Data entries:
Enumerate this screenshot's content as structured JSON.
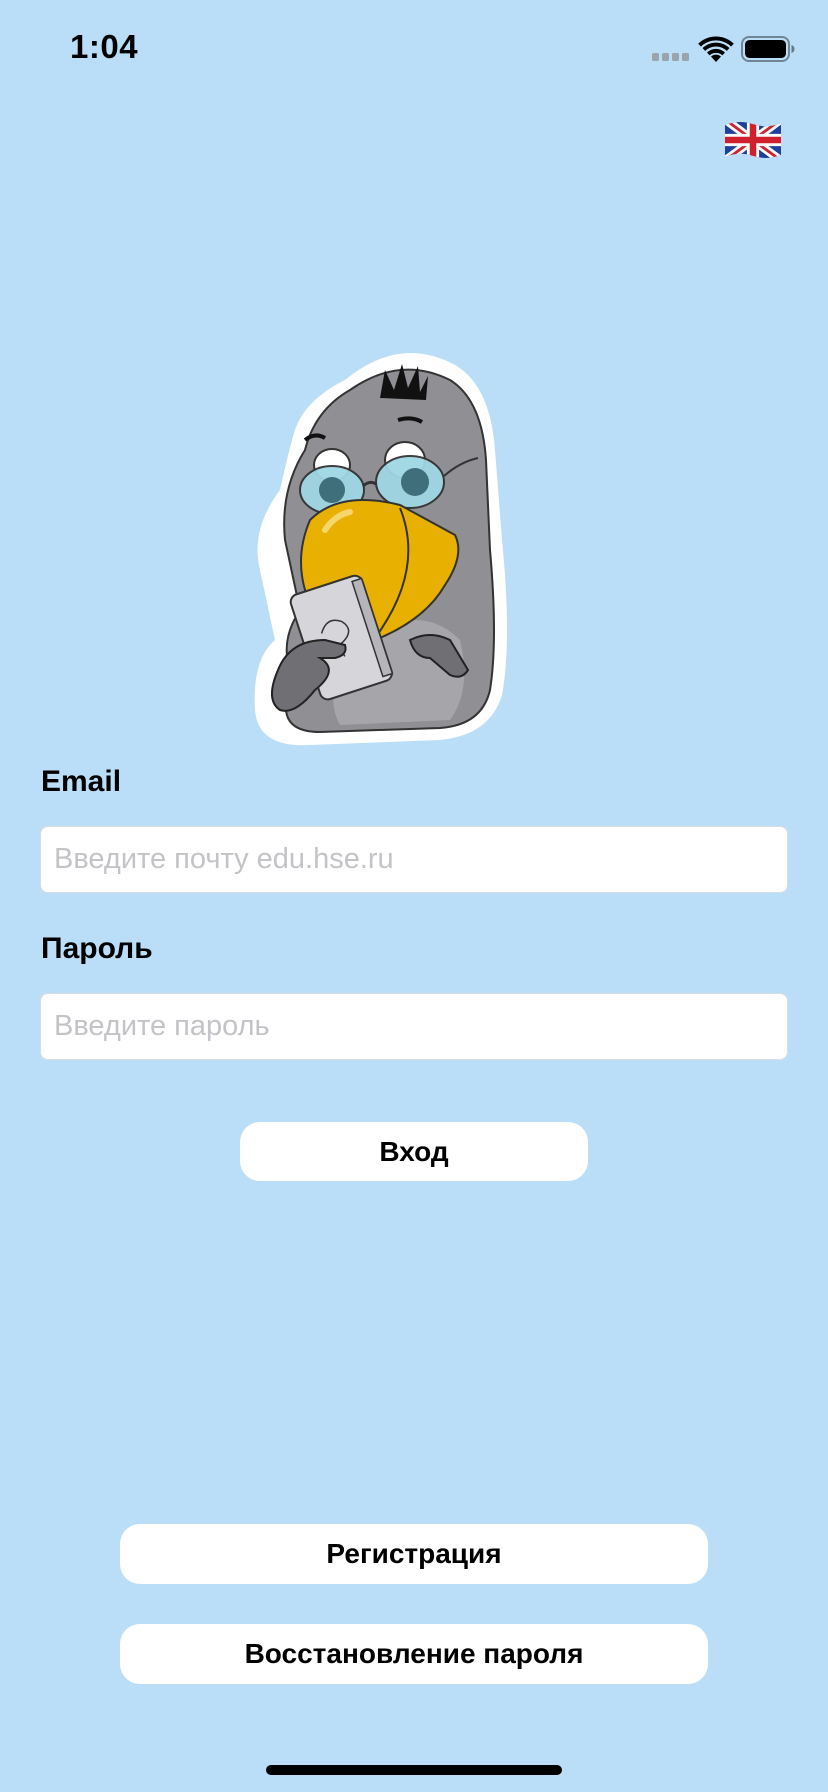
{
  "status_bar": {
    "time": "1:04"
  },
  "language_button": {
    "icon": "uk-flag-icon"
  },
  "mascot": {
    "icon": "penguin-reading-phone-icon"
  },
  "login_form": {
    "email_label": "Email",
    "email_placeholder": "Введите почту edu.hse.ru",
    "email_value": "",
    "password_label": "Пароль",
    "password_placeholder": "Введите пароль",
    "password_value": "",
    "login_button": "Вход"
  },
  "bottom_actions": {
    "register_button": "Регистрация",
    "recover_password_button": "Восстановление пароля"
  },
  "colors": {
    "background": "#bbdef8",
    "button_bg": "#ffffff",
    "beak": "#e8b000",
    "body_gray": "#8f8f94"
  }
}
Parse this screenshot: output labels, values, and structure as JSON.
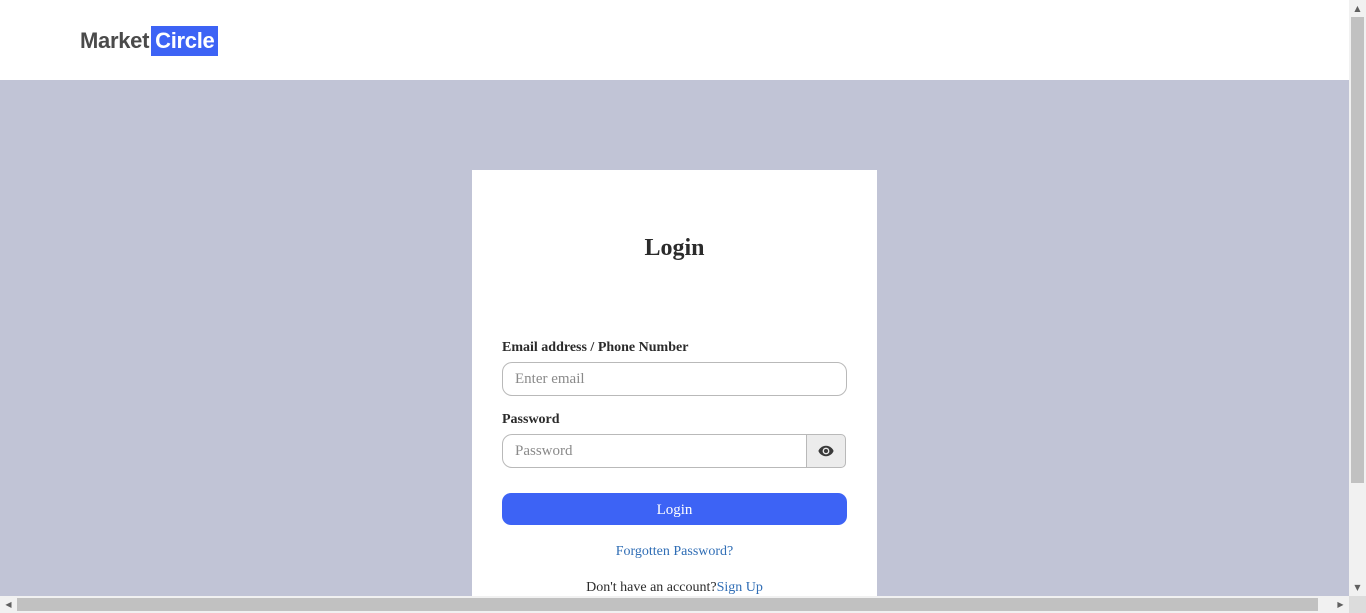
{
  "header": {
    "logo_part1": "Market",
    "logo_part2": "Circle"
  },
  "login_form": {
    "title": "Login",
    "email_label": "Email address / Phone Number",
    "email_placeholder": "Enter email",
    "email_value": "",
    "password_label": "Password",
    "password_placeholder": "Password",
    "password_value": "",
    "toggle_icon": "eye-icon",
    "login_button_label": "Login",
    "forgot_password_link": "Forgotten Password?",
    "signup_prompt": "Don't have an account?",
    "signup_link": "Sign Up"
  },
  "colors": {
    "accent": "#3d63f5",
    "page_background": "#c1c4d6",
    "link": "#2f6db5"
  }
}
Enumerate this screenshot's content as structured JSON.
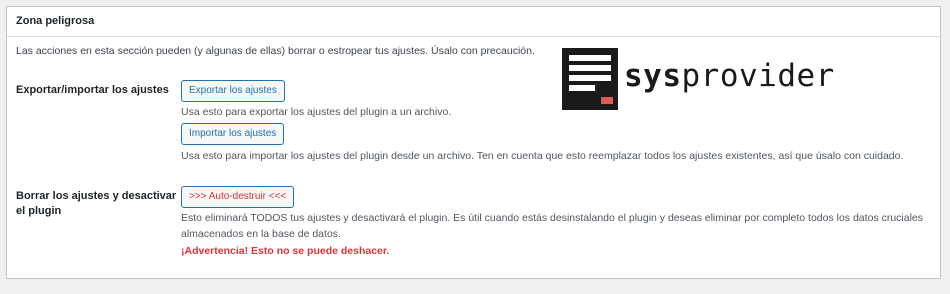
{
  "section": {
    "title": "Zona peligrosa",
    "intro": "Las acciones en esta sección pueden (y algunas de ellas) borrar o estropear tus ajustes. Úsalo con precaución."
  },
  "export_import": {
    "label": "Exportar/importar los ajustes",
    "export_button": "Exportar los ajustes",
    "export_desc": "Usa esto para exportar los ajustes del plugin a un archivo.",
    "import_button": "Importar los ajustes",
    "import_desc": "Usa esto para importar los ajustes del plugin desde un archivo. Ten en cuenta que esto reemplazar todos los ajustes existentes, así que úsalo con cuidado."
  },
  "reset": {
    "label_line1": "Borrar los ajustes y desactivar",
    "label_line2": "el plugin",
    "button": ">>> Auto-destruir <<<",
    "desc_line1": "Esto eliminará TODOS tus ajustes y desactivará el plugin. Es útil cuando estás desinstalando el plugin y deseas eliminar por completo todos los datos cruciales",
    "desc_line2": "almacenados en la base de datos.",
    "warning": "¡Advertencia! Esto no se puede deshacer."
  },
  "logo": {
    "text_bold": "sys",
    "text_light": "provider"
  },
  "colors": {
    "accent": "#2271b1",
    "danger": "#d63638",
    "panel_bg": "#ffffff",
    "page_bg": "#f0f0f1"
  }
}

» Problem requirements
Output the material word for word, omitting its pictures.

» Problem solution
Enumerate this screenshot's content as structured JSON.
{
  "status_bar": {
    "time": "1:04"
  },
  "language_button": {
    "icon": "uk-flag-icon"
  },
  "mascot": {
    "icon": "penguin-reading-phone-icon"
  },
  "login_form": {
    "email_label": "Email",
    "email_placeholder": "Введите почту edu.hse.ru",
    "email_value": "",
    "password_label": "Пароль",
    "password_placeholder": "Введите пароль",
    "password_value": "",
    "login_button": "Вход"
  },
  "bottom_actions": {
    "register_button": "Регистрация",
    "recover_password_button": "Восстановление пароля"
  },
  "colors": {
    "background": "#bbdef8",
    "button_bg": "#ffffff",
    "beak": "#e8b000",
    "body_gray": "#8f8f94"
  }
}
Parse this screenshot: output labels, values, and structure as JSON.
{
  "header": {
    "logo_part1": "Market",
    "logo_part2": "Circle"
  },
  "login_form": {
    "title": "Login",
    "email_label": "Email address / Phone Number",
    "email_placeholder": "Enter email",
    "email_value": "",
    "password_label": "Password",
    "password_placeholder": "Password",
    "password_value": "",
    "toggle_icon": "eye-icon",
    "login_button_label": "Login",
    "forgot_password_link": "Forgotten Password?",
    "signup_prompt": "Don't have an account?",
    "signup_link": "Sign Up"
  },
  "colors": {
    "accent": "#3d63f5",
    "page_background": "#c1c4d6",
    "link": "#2f6db5"
  }
}
Enumerate this screenshot's content as structured JSON.
{
  "section": {
    "title": "Zona peligrosa",
    "intro": "Las acciones en esta sección pueden (y algunas de ellas) borrar o estropear tus ajustes. Úsalo con precaución."
  },
  "export_import": {
    "label": "Exportar/importar los ajustes",
    "export_button": "Exportar los ajustes",
    "export_desc": "Usa esto para exportar los ajustes del plugin a un archivo.",
    "import_button": "Importar los ajustes",
    "import_desc": "Usa esto para importar los ajustes del plugin desde un archivo. Ten en cuenta que esto reemplazar todos los ajustes existentes, así que úsalo con cuidado."
  },
  "reset": {
    "label_line1": "Borrar los ajustes y desactivar",
    "label_line2": "el plugin",
    "button": ">>> Auto-destruir <<<",
    "desc_line1": "Esto eliminará TODOS tus ajustes y desactivará el plugin. Es útil cuando estás desinstalando el plugin y deseas eliminar por completo todos los datos cruciales",
    "desc_line2": "almacenados en la base de datos.",
    "warning": "¡Advertencia! Esto no se puede deshacer."
  },
  "logo": {
    "text_bold": "sys",
    "text_light": "provider"
  },
  "colors": {
    "accent": "#2271b1",
    "danger": "#d63638",
    "panel_bg": "#ffffff",
    "page_bg": "#f0f0f1"
  }
}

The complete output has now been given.